TASK INPUT:
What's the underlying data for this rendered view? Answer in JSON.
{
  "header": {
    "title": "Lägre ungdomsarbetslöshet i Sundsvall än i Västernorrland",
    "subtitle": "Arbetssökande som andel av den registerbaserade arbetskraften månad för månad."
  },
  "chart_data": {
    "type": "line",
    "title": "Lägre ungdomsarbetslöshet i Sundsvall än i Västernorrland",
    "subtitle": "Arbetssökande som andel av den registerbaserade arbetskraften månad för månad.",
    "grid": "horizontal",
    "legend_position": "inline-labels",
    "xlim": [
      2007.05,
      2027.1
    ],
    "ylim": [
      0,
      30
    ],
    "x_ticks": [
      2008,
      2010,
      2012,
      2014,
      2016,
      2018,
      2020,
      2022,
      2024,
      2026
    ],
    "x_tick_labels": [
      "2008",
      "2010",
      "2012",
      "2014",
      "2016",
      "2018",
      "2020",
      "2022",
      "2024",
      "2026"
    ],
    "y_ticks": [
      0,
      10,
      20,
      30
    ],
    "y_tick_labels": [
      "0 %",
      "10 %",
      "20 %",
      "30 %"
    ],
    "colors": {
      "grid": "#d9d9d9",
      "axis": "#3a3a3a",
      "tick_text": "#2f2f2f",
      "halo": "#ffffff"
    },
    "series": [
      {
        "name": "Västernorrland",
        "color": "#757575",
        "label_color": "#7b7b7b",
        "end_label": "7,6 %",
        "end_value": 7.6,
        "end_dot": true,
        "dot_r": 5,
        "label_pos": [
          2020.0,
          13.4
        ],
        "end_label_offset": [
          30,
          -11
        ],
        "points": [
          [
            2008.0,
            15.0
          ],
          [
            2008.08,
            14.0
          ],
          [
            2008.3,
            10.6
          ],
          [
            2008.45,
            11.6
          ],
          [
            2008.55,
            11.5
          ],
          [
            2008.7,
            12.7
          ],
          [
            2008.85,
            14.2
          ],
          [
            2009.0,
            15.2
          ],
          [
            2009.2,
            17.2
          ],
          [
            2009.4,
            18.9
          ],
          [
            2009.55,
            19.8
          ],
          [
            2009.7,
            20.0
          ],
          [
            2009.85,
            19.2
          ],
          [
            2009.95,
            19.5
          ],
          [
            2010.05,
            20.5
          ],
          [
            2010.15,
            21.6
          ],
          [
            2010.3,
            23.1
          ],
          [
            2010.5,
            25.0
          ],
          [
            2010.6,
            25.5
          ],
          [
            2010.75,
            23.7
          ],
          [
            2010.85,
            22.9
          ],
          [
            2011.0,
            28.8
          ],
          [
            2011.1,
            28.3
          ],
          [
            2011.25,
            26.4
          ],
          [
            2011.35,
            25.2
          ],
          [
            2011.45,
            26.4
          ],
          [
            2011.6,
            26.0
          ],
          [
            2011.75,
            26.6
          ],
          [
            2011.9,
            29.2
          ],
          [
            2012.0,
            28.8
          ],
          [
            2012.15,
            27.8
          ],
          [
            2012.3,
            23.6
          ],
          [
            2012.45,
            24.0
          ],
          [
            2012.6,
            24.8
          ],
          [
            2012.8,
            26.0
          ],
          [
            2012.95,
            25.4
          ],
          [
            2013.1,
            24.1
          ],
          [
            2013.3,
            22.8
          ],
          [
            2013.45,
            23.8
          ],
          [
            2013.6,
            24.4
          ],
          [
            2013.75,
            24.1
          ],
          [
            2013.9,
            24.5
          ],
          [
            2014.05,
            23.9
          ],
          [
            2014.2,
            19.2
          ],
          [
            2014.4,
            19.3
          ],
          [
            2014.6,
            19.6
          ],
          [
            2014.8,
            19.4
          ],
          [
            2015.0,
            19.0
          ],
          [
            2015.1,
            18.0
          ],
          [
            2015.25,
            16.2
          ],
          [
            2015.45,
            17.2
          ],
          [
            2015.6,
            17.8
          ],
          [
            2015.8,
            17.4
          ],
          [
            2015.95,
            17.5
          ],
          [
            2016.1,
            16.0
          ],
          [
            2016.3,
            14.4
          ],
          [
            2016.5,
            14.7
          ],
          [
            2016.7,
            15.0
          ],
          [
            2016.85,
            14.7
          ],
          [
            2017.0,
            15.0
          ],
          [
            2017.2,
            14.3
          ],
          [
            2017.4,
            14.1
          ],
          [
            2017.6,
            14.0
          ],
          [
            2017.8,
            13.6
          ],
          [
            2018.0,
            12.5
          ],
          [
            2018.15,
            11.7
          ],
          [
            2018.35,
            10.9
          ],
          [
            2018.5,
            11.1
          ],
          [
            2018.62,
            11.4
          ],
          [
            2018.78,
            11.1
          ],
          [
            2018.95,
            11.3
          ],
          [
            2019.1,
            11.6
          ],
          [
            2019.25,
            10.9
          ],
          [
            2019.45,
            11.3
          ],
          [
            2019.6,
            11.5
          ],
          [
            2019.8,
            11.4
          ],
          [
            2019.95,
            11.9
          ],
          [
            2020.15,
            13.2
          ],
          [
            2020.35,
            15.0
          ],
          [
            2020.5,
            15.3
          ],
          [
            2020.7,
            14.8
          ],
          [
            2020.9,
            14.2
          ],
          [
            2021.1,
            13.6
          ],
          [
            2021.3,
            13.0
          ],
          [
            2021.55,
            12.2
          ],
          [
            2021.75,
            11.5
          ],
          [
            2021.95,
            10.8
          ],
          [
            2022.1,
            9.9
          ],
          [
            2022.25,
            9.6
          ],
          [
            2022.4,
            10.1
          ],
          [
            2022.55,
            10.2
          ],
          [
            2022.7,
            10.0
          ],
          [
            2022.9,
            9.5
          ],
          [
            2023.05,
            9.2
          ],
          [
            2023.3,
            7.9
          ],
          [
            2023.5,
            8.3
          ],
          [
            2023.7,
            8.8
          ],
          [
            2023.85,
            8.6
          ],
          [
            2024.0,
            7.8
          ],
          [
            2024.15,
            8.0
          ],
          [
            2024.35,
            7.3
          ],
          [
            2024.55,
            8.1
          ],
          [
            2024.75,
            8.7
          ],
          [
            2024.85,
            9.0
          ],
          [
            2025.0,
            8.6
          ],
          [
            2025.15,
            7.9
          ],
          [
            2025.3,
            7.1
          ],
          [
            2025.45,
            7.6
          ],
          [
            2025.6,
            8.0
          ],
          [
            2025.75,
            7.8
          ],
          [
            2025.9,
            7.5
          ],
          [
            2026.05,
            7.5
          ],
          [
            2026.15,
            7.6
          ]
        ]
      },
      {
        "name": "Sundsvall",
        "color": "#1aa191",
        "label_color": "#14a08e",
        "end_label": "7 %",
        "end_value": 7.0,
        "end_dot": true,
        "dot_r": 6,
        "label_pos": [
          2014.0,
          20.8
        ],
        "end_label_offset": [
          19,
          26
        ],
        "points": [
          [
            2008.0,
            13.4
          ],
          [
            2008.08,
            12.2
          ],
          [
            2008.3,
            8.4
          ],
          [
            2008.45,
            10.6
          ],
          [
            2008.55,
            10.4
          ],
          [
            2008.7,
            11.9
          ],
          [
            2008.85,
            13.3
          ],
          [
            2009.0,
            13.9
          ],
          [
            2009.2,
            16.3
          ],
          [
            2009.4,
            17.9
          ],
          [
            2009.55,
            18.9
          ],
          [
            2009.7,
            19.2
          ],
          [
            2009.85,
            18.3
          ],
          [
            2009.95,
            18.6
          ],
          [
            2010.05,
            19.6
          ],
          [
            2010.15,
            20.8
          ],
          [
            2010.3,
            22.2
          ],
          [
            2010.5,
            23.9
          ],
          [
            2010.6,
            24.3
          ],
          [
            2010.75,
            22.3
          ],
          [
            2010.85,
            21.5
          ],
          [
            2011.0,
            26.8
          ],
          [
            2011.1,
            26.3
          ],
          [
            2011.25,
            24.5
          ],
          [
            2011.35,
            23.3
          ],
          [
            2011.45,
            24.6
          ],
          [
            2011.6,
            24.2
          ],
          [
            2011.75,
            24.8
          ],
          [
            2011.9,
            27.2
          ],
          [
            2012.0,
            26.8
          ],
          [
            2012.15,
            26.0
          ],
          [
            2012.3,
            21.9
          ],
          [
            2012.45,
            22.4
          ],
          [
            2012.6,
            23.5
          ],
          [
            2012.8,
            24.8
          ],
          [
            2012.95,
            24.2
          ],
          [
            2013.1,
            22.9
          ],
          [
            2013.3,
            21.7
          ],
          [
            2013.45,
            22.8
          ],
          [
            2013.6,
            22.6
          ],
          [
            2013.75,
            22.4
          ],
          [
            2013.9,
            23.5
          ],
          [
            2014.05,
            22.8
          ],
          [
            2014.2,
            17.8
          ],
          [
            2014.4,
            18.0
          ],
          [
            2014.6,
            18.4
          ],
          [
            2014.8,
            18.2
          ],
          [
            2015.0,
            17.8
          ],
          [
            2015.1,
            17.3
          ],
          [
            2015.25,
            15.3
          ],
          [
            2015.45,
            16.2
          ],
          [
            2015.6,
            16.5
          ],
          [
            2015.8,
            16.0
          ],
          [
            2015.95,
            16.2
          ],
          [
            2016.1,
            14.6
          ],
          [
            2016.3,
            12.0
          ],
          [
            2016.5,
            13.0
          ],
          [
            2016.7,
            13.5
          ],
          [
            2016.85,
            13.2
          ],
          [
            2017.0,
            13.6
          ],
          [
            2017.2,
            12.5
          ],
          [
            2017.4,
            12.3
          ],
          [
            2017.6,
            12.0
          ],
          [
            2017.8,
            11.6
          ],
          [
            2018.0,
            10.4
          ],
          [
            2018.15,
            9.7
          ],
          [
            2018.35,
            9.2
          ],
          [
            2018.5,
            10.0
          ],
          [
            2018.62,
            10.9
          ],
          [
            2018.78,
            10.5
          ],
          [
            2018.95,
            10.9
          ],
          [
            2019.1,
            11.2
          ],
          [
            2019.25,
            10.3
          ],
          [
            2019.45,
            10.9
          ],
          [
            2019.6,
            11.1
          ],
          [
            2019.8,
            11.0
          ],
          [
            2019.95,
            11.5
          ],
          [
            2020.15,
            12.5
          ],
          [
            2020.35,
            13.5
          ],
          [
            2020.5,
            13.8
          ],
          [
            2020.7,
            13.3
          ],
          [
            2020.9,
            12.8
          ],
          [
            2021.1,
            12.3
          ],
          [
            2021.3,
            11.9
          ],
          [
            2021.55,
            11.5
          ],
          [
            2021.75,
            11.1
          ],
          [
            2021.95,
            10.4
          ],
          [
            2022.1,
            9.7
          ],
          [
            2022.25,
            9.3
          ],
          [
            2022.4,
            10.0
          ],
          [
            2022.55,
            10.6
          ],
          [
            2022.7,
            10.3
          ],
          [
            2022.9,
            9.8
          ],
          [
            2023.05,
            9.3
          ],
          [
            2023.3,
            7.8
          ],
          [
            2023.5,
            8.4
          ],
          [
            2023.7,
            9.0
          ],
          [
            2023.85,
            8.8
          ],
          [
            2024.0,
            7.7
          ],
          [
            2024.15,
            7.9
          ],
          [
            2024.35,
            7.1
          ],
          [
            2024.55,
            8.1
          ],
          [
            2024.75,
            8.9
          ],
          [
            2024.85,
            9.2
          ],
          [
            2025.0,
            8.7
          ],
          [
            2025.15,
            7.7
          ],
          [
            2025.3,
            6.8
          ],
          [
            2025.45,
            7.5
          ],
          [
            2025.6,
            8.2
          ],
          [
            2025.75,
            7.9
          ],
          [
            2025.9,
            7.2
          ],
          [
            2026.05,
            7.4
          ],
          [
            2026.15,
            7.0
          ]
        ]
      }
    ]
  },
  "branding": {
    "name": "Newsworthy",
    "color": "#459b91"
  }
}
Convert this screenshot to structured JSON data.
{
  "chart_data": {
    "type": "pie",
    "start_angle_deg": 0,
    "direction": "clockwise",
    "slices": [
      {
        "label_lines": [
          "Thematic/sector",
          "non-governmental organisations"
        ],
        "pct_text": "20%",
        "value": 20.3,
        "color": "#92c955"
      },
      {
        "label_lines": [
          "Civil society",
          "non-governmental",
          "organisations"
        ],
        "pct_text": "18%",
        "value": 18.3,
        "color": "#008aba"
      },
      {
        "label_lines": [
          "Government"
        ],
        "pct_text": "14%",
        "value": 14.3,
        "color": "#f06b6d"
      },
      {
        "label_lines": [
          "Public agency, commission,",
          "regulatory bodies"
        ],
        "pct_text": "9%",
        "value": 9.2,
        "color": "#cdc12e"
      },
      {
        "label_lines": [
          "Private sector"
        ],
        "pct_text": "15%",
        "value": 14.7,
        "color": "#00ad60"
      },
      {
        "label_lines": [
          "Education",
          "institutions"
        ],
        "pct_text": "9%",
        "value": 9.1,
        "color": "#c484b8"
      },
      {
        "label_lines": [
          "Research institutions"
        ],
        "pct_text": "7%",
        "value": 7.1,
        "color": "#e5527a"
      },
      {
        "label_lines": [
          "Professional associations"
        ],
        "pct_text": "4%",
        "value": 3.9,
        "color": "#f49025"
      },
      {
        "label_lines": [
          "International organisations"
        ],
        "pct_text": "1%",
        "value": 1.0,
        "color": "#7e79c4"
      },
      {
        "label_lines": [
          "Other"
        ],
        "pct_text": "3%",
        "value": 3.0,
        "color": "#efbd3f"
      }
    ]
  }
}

EXERCISE DETAILS:
Which lines hold the word "Arbetssökande"? Copy each of them from the records.

FINISHED EXERCISE:
    "subtitle": "Arbetssökande som andel av den registerbaserade arbetskraften månad för månad."
    "subtitle": "Arbetssökande som andel av den registerbaserade arbetskraften månad för månad.",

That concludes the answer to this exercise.